Working data

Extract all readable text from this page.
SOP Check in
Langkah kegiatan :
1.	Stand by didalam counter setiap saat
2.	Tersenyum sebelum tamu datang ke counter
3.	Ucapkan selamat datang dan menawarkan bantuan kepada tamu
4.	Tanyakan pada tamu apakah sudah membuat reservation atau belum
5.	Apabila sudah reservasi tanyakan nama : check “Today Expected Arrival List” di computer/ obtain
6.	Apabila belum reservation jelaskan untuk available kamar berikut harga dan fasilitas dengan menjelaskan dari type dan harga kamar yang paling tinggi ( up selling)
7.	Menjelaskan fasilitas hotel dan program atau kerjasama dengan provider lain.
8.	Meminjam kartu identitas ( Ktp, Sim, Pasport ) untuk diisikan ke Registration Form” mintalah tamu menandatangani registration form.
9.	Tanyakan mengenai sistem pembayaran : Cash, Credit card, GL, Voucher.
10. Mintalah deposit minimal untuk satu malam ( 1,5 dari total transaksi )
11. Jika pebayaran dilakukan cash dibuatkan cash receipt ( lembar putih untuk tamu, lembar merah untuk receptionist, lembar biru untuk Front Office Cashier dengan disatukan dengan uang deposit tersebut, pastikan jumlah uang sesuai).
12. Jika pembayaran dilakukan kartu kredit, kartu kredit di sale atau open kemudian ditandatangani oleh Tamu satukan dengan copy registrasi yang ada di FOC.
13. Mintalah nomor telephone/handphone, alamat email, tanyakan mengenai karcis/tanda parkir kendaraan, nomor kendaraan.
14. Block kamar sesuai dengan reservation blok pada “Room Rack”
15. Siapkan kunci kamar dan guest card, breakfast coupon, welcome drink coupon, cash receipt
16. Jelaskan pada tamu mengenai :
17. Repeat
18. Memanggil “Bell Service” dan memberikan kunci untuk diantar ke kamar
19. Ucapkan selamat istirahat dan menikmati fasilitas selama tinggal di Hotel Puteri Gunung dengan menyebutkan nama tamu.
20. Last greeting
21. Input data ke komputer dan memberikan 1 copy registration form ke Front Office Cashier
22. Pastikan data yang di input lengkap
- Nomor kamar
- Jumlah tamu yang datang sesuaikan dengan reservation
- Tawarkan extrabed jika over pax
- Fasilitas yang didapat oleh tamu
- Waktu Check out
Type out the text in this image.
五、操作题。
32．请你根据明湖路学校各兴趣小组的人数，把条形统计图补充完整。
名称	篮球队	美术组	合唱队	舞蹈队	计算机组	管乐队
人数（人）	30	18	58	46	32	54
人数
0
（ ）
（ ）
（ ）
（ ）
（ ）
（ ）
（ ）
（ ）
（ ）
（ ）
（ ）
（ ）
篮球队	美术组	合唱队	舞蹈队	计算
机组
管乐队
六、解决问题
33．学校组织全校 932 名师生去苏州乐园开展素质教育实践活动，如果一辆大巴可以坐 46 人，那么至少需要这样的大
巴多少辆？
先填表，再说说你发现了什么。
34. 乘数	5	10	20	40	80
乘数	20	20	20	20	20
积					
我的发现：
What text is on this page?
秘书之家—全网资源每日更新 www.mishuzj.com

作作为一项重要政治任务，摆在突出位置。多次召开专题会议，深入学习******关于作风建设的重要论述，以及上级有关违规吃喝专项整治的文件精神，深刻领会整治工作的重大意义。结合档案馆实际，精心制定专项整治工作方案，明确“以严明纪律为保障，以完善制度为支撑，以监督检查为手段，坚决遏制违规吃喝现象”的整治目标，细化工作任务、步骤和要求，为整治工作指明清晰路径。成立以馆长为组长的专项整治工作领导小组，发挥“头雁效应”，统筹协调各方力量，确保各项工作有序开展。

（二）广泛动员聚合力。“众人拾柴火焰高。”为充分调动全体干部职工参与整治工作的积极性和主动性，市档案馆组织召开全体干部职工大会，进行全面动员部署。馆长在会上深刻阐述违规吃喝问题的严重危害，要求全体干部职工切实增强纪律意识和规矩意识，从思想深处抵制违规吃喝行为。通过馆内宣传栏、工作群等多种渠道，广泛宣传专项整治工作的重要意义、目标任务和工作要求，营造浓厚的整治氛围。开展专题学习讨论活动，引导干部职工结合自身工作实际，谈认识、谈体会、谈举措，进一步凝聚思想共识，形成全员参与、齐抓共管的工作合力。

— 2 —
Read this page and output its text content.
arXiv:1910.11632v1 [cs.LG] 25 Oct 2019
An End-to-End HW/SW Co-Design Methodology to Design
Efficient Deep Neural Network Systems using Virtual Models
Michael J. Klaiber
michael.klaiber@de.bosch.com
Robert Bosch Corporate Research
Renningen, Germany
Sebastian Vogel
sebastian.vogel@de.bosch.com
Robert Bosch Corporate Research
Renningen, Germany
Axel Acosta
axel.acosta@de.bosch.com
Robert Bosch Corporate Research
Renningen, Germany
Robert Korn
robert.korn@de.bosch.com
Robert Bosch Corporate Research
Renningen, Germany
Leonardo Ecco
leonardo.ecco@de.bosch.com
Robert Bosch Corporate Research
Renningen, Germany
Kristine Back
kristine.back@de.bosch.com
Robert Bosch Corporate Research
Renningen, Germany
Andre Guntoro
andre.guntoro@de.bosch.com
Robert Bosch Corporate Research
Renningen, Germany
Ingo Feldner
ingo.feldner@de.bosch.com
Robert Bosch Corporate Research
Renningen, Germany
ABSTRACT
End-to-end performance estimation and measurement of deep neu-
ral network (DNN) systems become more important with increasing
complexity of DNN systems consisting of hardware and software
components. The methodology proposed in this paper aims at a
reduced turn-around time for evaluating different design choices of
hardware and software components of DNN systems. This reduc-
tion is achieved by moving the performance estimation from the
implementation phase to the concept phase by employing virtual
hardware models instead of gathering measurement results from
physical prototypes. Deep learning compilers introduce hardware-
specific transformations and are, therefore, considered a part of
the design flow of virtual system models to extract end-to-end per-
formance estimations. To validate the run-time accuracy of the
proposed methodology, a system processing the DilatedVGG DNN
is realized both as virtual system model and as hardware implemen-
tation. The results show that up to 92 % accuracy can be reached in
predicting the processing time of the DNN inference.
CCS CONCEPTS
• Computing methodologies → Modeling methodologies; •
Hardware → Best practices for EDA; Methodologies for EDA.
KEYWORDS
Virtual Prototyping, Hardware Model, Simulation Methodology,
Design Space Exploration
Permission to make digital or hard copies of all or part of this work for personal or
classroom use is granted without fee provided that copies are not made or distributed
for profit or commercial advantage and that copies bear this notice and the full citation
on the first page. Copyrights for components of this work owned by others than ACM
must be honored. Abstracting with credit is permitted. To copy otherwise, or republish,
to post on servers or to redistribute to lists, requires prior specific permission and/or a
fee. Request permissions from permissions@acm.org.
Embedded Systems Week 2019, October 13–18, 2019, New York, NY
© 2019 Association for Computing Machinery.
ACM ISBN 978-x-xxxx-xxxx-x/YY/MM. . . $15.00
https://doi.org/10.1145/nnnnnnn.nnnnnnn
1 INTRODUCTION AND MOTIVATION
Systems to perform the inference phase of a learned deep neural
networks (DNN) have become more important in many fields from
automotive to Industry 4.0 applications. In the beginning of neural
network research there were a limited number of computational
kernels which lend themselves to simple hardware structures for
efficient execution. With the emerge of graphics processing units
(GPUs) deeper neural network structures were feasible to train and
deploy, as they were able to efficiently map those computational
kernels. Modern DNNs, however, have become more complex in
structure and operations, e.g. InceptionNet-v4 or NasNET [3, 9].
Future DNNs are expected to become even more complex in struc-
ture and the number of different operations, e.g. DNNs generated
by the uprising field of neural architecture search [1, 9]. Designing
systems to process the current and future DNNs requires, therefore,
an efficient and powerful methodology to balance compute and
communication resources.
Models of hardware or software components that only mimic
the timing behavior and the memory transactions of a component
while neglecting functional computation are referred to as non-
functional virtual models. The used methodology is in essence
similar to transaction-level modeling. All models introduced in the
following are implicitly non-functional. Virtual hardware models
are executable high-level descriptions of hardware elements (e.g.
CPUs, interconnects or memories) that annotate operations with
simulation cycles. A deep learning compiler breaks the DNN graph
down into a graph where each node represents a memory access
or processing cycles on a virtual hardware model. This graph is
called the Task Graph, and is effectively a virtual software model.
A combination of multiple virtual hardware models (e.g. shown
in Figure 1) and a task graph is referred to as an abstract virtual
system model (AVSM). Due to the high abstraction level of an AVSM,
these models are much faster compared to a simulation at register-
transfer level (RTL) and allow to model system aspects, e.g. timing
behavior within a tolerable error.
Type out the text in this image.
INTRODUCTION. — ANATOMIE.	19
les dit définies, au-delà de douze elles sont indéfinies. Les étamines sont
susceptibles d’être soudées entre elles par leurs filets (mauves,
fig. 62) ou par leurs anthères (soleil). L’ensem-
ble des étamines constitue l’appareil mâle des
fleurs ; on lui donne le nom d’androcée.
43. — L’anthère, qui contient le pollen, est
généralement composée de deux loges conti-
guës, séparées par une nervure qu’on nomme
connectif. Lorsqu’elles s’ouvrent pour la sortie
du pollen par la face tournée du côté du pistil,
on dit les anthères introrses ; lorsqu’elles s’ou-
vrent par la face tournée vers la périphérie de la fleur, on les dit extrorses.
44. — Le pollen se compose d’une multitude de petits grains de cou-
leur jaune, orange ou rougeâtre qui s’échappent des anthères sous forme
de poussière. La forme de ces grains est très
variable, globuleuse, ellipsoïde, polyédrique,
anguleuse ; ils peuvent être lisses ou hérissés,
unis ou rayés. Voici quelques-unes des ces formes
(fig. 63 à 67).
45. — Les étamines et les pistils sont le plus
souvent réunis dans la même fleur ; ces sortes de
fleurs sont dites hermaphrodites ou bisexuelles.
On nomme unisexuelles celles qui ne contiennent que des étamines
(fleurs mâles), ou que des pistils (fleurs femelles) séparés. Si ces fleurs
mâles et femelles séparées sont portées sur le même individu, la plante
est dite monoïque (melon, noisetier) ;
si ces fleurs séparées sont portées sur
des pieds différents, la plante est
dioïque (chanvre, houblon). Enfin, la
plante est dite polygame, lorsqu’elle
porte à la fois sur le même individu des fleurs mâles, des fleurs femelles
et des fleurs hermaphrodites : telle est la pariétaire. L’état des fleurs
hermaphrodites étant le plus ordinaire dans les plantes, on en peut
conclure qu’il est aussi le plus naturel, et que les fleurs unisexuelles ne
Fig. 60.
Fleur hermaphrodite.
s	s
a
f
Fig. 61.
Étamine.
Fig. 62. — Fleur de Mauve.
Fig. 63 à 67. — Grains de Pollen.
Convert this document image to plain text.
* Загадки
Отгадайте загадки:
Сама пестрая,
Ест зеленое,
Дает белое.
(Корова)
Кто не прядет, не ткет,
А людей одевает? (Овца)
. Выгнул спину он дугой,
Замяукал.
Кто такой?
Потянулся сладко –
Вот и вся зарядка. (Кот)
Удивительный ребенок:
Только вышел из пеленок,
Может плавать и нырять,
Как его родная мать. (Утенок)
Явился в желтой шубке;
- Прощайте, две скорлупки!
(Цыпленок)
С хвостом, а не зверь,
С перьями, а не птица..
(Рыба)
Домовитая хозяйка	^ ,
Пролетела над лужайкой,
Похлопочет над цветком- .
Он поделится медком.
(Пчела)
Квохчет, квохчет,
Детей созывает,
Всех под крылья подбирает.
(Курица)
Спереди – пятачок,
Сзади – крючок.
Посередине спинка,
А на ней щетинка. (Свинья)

Problem statement
Find "processing". Copy every line it occurs in.

Completed exercise
proposed methodology, a system processing the DilatedVGG DNN
predicting the processing time of the DNN inference.
efficient execution. With the emerge of graphics processing units
or processing cycles on a virtual hardware model. This graph is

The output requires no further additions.